start

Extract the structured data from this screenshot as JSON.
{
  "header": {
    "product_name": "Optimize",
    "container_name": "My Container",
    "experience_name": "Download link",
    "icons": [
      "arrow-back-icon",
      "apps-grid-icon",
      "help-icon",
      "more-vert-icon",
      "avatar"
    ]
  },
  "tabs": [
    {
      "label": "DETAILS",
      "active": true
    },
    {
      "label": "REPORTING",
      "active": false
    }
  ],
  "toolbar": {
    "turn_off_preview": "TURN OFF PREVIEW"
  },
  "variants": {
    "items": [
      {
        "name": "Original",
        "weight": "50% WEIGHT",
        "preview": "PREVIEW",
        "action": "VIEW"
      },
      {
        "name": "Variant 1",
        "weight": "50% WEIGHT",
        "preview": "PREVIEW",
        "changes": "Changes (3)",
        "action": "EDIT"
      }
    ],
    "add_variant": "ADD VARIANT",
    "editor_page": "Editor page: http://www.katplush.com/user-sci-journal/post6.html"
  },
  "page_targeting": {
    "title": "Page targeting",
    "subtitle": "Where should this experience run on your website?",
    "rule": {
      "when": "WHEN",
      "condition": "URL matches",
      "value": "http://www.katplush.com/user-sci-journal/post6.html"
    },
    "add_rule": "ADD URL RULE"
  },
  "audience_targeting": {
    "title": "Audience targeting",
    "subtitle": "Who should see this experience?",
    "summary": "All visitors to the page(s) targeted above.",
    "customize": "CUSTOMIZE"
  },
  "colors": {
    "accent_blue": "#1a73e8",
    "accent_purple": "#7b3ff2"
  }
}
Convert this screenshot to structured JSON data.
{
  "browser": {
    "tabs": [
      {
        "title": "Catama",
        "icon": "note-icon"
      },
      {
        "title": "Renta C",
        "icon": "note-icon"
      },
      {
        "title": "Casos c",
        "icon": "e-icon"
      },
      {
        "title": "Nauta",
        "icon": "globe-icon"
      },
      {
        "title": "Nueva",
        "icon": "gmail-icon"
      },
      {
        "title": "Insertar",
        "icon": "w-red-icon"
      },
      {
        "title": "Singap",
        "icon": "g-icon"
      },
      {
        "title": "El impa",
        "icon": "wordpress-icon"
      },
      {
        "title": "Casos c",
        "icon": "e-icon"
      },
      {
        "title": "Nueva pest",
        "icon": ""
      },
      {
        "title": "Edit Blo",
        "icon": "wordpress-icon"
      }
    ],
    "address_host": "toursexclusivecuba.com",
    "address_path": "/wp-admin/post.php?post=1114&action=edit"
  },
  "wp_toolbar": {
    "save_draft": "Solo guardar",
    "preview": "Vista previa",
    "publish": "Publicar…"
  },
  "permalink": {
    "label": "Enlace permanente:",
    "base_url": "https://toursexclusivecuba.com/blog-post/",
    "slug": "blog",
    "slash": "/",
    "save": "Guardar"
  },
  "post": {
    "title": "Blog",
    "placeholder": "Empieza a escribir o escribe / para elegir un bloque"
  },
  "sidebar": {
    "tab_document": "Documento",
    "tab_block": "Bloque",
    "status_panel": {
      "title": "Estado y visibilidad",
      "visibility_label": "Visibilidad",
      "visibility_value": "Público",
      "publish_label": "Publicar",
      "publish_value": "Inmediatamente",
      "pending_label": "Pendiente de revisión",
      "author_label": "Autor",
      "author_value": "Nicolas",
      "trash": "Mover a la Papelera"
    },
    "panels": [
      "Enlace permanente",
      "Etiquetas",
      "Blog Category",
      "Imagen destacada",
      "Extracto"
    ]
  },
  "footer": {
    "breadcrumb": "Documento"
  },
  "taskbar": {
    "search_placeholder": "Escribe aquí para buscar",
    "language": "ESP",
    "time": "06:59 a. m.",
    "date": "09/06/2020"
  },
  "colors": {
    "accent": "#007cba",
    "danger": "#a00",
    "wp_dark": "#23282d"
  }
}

end

• **STATED GOAL**:
Copy out every line from the records that has the word "subtitle".

• **EXERCISE SOLUTION**:
    "subtitle": "Where should this experience run on your website?",
    "subtitle": "Who should see this experience?",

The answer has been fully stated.